+++ PROVIDED RECORDS +++
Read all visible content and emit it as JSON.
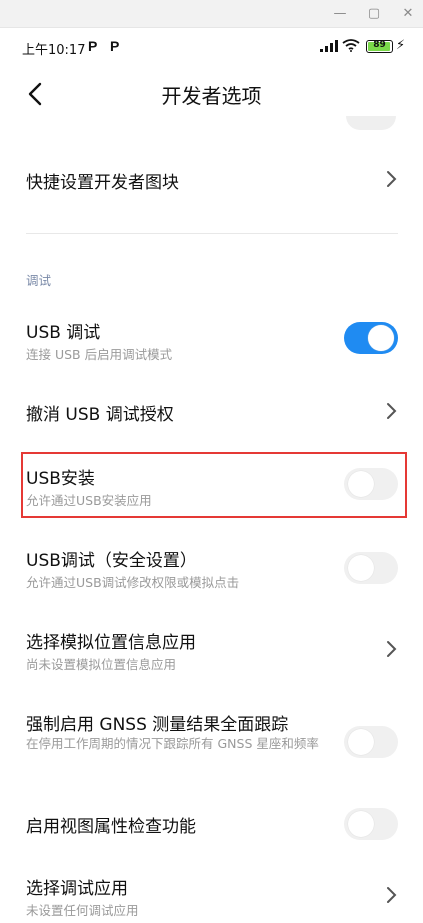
{
  "window_controls": {
    "minimize": "—",
    "maximize": "▢",
    "close": "✕"
  },
  "status_bar": {
    "time": "上午10:17",
    "notif_icons": [
      "P",
      "P"
    ],
    "battery": "89",
    "charging": "⚡"
  },
  "header": {
    "title": "开发者选项"
  },
  "settings": {
    "quick_tiles": {
      "label": "快捷设置开发者图块"
    },
    "section_debug": "调试",
    "usb_debug": {
      "label": "USB 调试",
      "subtitle": "连接 USB 后启用调试模式",
      "enabled": true
    },
    "revoke_usb": {
      "label": "撤消 USB 调试授权"
    },
    "usb_install": {
      "label": "USB安装",
      "subtitle": "允许通过USB安装应用",
      "enabled": false
    },
    "usb_debug_security": {
      "label": "USB调试（安全设置）",
      "subtitle": "允许通过USB调试修改权限或模拟点击",
      "enabled": false
    },
    "mock_location": {
      "label": "选择模拟位置信息应用",
      "subtitle": "尚未设置模拟位置信息应用"
    },
    "gnss": {
      "label": "强制启用 GNSS 测量结果全面跟踪",
      "subtitle": "在停用工作周期的情况下跟踪所有 GNSS 星座和频率",
      "enabled": false
    },
    "view_attr": {
      "label": "启用视图属性检查功能",
      "enabled": false
    },
    "debug_app": {
      "label": "选择调试应用",
      "subtitle": "未设置任何调试应用"
    }
  },
  "colors": {
    "toggle_on": "#1f8bf2",
    "highlight": "#e53935"
  }
}
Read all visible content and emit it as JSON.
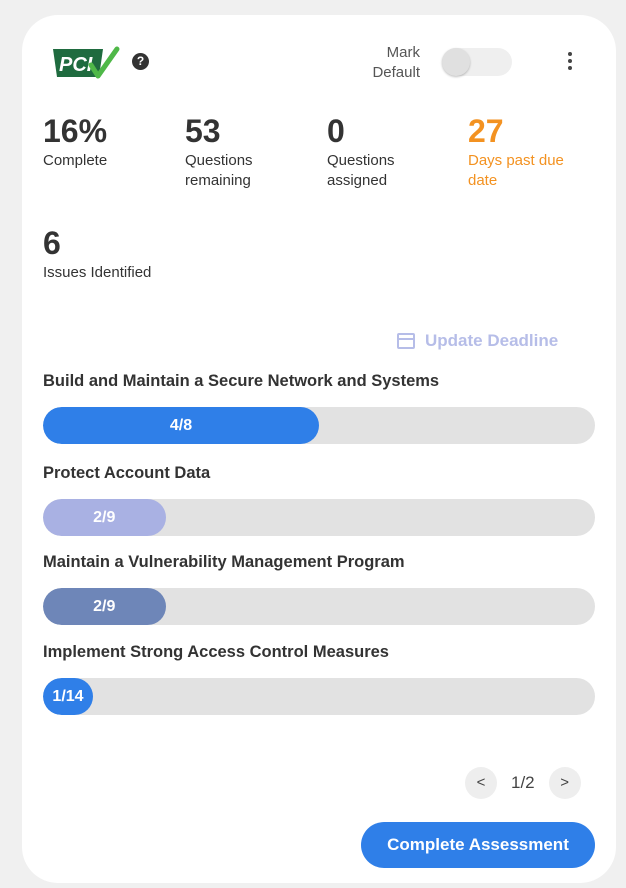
{
  "header": {
    "logo_text": "PCI",
    "help_icon": "question-icon",
    "mark_default_label": "Mark Default",
    "toggle_state": "off"
  },
  "stats": [
    {
      "value": "16%",
      "label": "Complete"
    },
    {
      "value": "53",
      "label": "Questions remaining"
    },
    {
      "value": "0",
      "label": "Questions assigned"
    },
    {
      "value": "27",
      "label": "Days past due date",
      "color": "#f39221"
    },
    {
      "value": "6",
      "label": "Issues Identified"
    }
  ],
  "update_deadline_label": "Update Deadline",
  "sections": [
    {
      "title": "Build and Maintain a Secure Network and Systems",
      "progress_text": "4/8",
      "fraction": 0.5,
      "color": "#2f7fe8"
    },
    {
      "title": "Protect Account Data",
      "progress_text": "2/9",
      "fraction": 0.222,
      "color": "#a9b1e3"
    },
    {
      "title": "Maintain a Vulnerability Management Program",
      "progress_text": "2/9",
      "fraction": 0.222,
      "color": "#6e86b8"
    },
    {
      "title": "Implement Strong Access Control Measures",
      "progress_text": "1/14",
      "fraction": 0.071,
      "color": "#2f7fe8"
    }
  ],
  "pagination": {
    "prev": "<",
    "page": "1/2",
    "next": ">"
  },
  "complete_button_label": "Complete Assessment"
}
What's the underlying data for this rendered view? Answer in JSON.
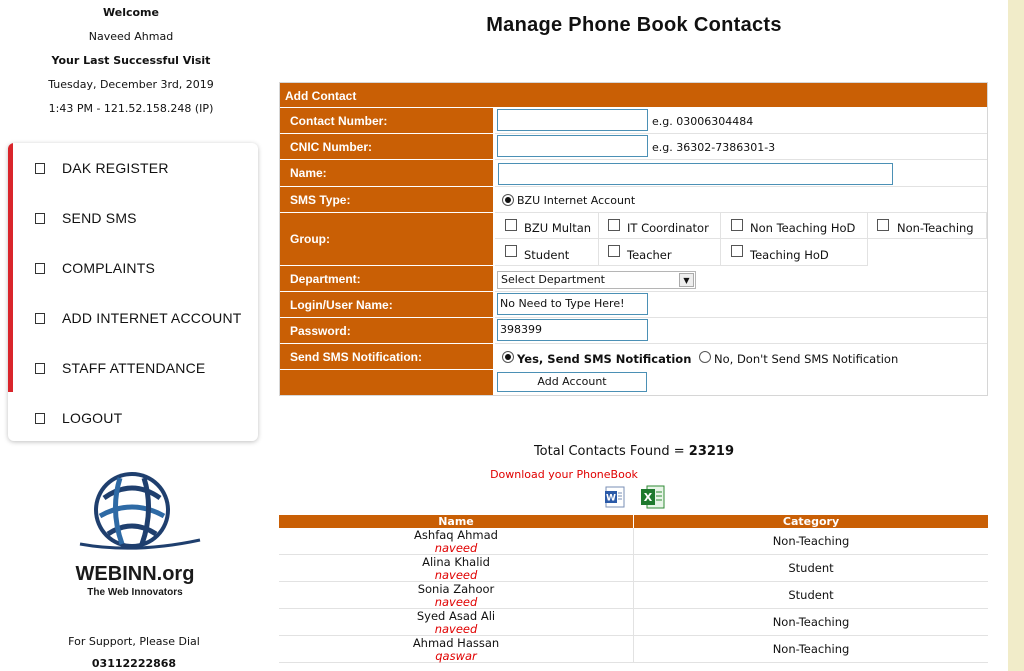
{
  "sidebar": {
    "welcome": "Welcome",
    "user_name": "Naveed Ahmad",
    "last_visit_label": "Your Last Successful Visit",
    "last_visit_date": "Tuesday, December 3rd, 2019",
    "last_visit_time": "1:43 PM - 121.52.158.248 (IP)",
    "menu": [
      "DAK REGISTER",
      "SEND SMS",
      "COMPLAINTS",
      "ADD INTERNET ACCOUNT",
      "STAFF ATTENDANCE",
      "LOGOUT"
    ],
    "accent_color": "#d9252b",
    "logo_text": "WEBINN.org",
    "logo_tagline": "The Web Innovators",
    "support_text": "For Support, Please Dial",
    "support_number": "03112222868"
  },
  "page_title": "Manage Phone Book Contacts",
  "form": {
    "header": "Add Contact",
    "contact_number_label": "Contact Number:",
    "contact_number_value": "",
    "contact_number_hint": "e.g. 03006304484",
    "cnic_label": "CNIC Number:",
    "cnic_value": "",
    "cnic_hint": "e.g. 36302-7386301-3",
    "name_label": "Name:",
    "name_value": "",
    "sms_type_label": "SMS Type:",
    "sms_type_option": "BZU Internet Account",
    "group_label": "Group:",
    "groups": [
      "BZU Multan",
      "IT Coordinator",
      "Non Teaching HoD",
      "Non-Teaching",
      "Student",
      "Teacher",
      "Teaching HoD"
    ],
    "department_label": "Department:",
    "department_value": "Select Department",
    "login_label": "Login/User Name:",
    "login_value": "No Need to Type Here!",
    "password_label": "Password:",
    "password_value": "398399",
    "notification_label": "Send SMS Notification:",
    "notify_yes": "Yes, Send SMS Notification",
    "notify_no": "No, Don't Send SMS Notification",
    "submit": "Add Account",
    "header_color": "#c95f05"
  },
  "summary": {
    "total_label": "Total Contacts Found = ",
    "total_count": "23219",
    "download_link": "Download your PhoneBook",
    "word_icon": "word-doc-icon",
    "excel_icon": "excel-icon"
  },
  "table": {
    "columns": [
      "Name",
      "Category"
    ],
    "rows": [
      {
        "name": "Ashfaq Ahmad",
        "user": "naveed",
        "category": "Non-Teaching"
      },
      {
        "name": "Alina Khalid",
        "user": "naveed",
        "category": "Student"
      },
      {
        "name": "Sonia Zahoor",
        "user": "naveed",
        "category": "Student"
      },
      {
        "name": "Syed Asad Ali",
        "user": "naveed",
        "category": "Non-Teaching"
      },
      {
        "name": "Ahmad Hassan",
        "user": "qaswar",
        "category": "Non-Teaching"
      }
    ]
  }
}
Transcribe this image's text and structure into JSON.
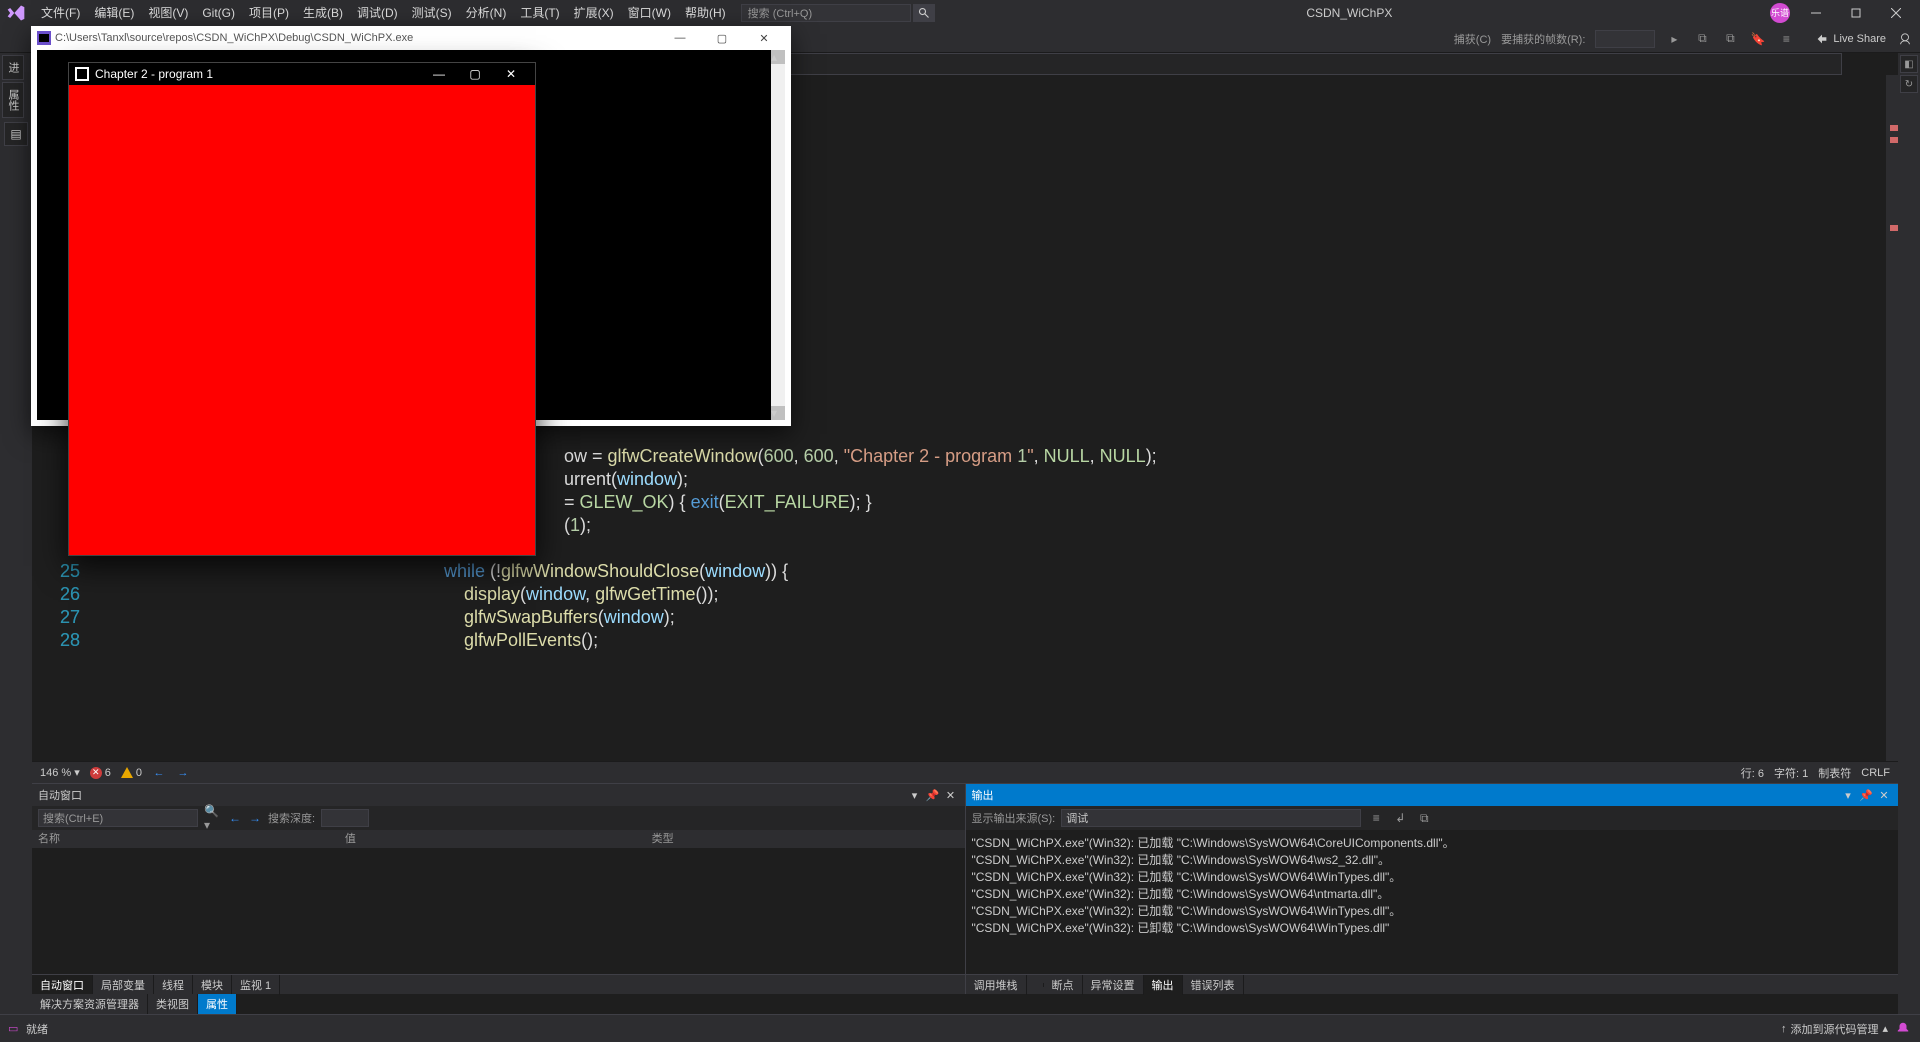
{
  "menubar": {
    "items": [
      "文件(F)",
      "编辑(E)",
      "视图(V)",
      "Git(G)",
      "项目(P)",
      "生成(B)",
      "调试(D)",
      "测试(S)",
      "分析(N)",
      "工具(T)",
      "扩展(X)",
      "窗口(W)",
      "帮助(H)"
    ],
    "search_placeholder": "搜索 (Ctrl+Q)",
    "title": "CSDN_WiChPX",
    "user_initial": "乐谱"
  },
  "toolbar": {
    "capture_label": "捕获(C)",
    "frames_label": "要捕获的帧数(R):",
    "frames_value": "",
    "liveshare": "Live Share"
  },
  "left_rail": {
    "tabs": [
      "进",
      "属性"
    ]
  },
  "editor": {
    "gutter_start": 25,
    "lines": [
      {
        "n": "",
        "raw": "ow = glfwCreateWindow(600, 600, \"Chapter 2 - program 1\", NULL, NULL);"
      },
      {
        "n": "",
        "raw": "urrent(window);"
      },
      {
        "n": "",
        "raw": "= GLEW_OK) { exit(EXIT_FAILURE); }"
      },
      {
        "n": "",
        "raw": "(1);"
      },
      {
        "n": "",
        "raw": ""
      },
      {
        "n": 25,
        "raw": "while (!glfwWindowShouldClose(window)) {"
      },
      {
        "n": 26,
        "raw": "    display(window, glfwGetTime());"
      },
      {
        "n": 27,
        "raw": "    glfwSwapBuffers(window);"
      },
      {
        "n": 28,
        "raw": "    glfwPollEvents();"
      }
    ],
    "status": {
      "zoom": "146 %",
      "errors": "6",
      "warnings": "0",
      "line": "行: 6",
      "col": "字符: 1",
      "tab": "制表符",
      "eol": "CRLF"
    }
  },
  "autos": {
    "title": "自动窗口",
    "search_placeholder": "搜索(Ctrl+E)",
    "depth_label": "搜索深度:",
    "cols": [
      "名称",
      "值",
      "类型"
    ],
    "tabs": [
      "自动窗口",
      "局部变量",
      "线程",
      "模块",
      "监视 1"
    ]
  },
  "output": {
    "title": "输出",
    "src_label": "显示输出来源(S):",
    "src_value": "调试",
    "lines": [
      "\"CSDN_WiChPX.exe\"(Win32): 已加载 \"C:\\Windows\\SysWOW64\\CoreUIComponents.dll\"。",
      "\"CSDN_WiChPX.exe\"(Win32): 已加载 \"C:\\Windows\\SysWOW64\\ws2_32.dll\"。",
      "\"CSDN_WiChPX.exe\"(Win32): 已加载 \"C:\\Windows\\SysWOW64\\WinTypes.dll\"。",
      "\"CSDN_WiChPX.exe\"(Win32): 已加载 \"C:\\Windows\\SysWOW64\\ntmarta.dll\"。",
      "\"CSDN_WiChPX.exe\"(Win32): 已加载 \"C:\\Windows\\SysWOW64\\WinTypes.dll\"。",
      "\"CSDN_WiChPX.exe\"(Win32): 已卸载 \"C:\\Windows\\SysWOW64\\WinTypes.dll\""
    ],
    "tabs": [
      "调用堆栈",
      "断点",
      "异常设置",
      "输出",
      "错误列表"
    ]
  },
  "side_tabs": [
    "解决方案资源管理器",
    "类视图",
    "属性"
  ],
  "statusbar": {
    "ready": "就绪",
    "add_src": "添加到源代码管理"
  },
  "console": {
    "title": "C:\\Users\\Tanxl\\source\\repos\\CSDN_WiChPX\\Debug\\CSDN_WiChPX.exe"
  },
  "glwin": {
    "title": "Chapter 2 - program 1"
  }
}
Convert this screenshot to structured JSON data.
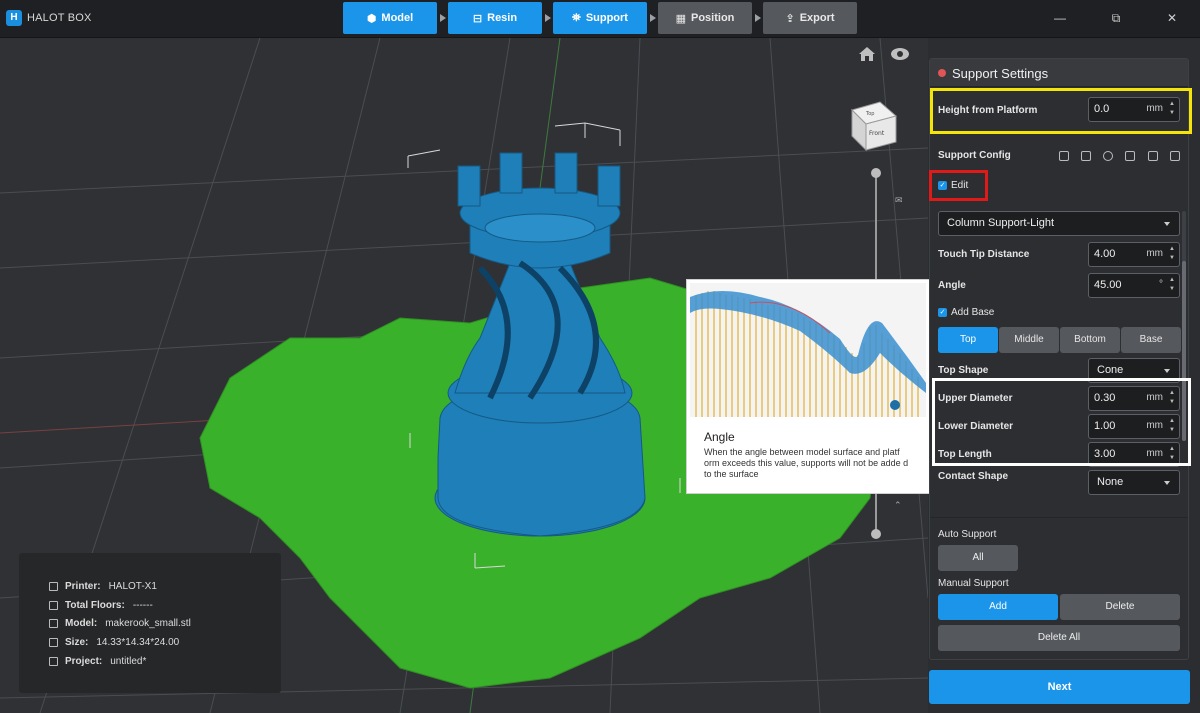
{
  "app": {
    "title": "HALOT BOX",
    "logo_letter": "H"
  },
  "steps": [
    {
      "label": "Model",
      "state": "active"
    },
    {
      "label": "Resin",
      "state": "active"
    },
    {
      "label": "Support",
      "state": "active"
    },
    {
      "label": "Position",
      "state": "inactive"
    },
    {
      "label": "Export",
      "state": "inactive"
    }
  ],
  "window_controls": {
    "minimize": "—",
    "restore": "⧉",
    "close": "✕"
  },
  "viewcube": {
    "top": "Top",
    "front": "Front"
  },
  "tooltip": {
    "title": "Angle",
    "text": "When the angle between model surface and platf orm exceeds this value, supports will not be adde d to the surface"
  },
  "info": {
    "printer_label": "Printer:",
    "printer_value": "HALOT-X1",
    "floors_label": "Total Floors:",
    "floors_value": "------",
    "model_label": "Model:",
    "model_value": "makerook_small.stl",
    "size_label": "Size:",
    "size_value": "14.33*14.34*24.00",
    "project_label": "Project:",
    "project_value": "untitled*"
  },
  "panel": {
    "title": "Support Settings",
    "height_label": "Height from Platform",
    "height_value": "0.0",
    "height_unit": "mm",
    "config_label": "Support Config",
    "edit_label": "Edit",
    "support_type": "Column Support-Light",
    "touch_tip_label": "Touch Tip Distance",
    "touch_tip_value": "4.00",
    "touch_tip_unit": "mm",
    "angle_label": "Angle",
    "angle_value": "45.00",
    "angle_unit": "°",
    "add_base_label": "Add Base",
    "tabs": [
      "Top",
      "Middle",
      "Bottom",
      "Base"
    ],
    "top_shape_label": "Top Shape",
    "top_shape_value": "Cone",
    "upper_label": "Upper Diameter",
    "upper_value": "0.30",
    "upper_unit": "mm",
    "lower_label": "Lower Diameter",
    "lower_value": "1.00",
    "lower_unit": "mm",
    "top_length_label": "Top Length",
    "top_length_value": "3.00",
    "top_length_unit": "mm",
    "contact_label": "Contact Shape",
    "contact_value": "None",
    "auto_label": "Auto Support",
    "all_button": "All",
    "manual_label": "Manual Support",
    "add_button": "Add",
    "delete_button": "Delete",
    "delete_all_button": "Delete All"
  },
  "next_button": "Next",
  "colors": {
    "accent": "#1b95ea",
    "highlight_yellow": "#f5e40a",
    "highlight_red": "#e01919",
    "model": "#1f7fb8",
    "plate": "#3ab12a"
  }
}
+++
### TASK
List the lines of the material in which the word "Department" occurs.

### PROBLEM SOLUTION
    "department_label": "Department:",
    "department_value": "Select Department",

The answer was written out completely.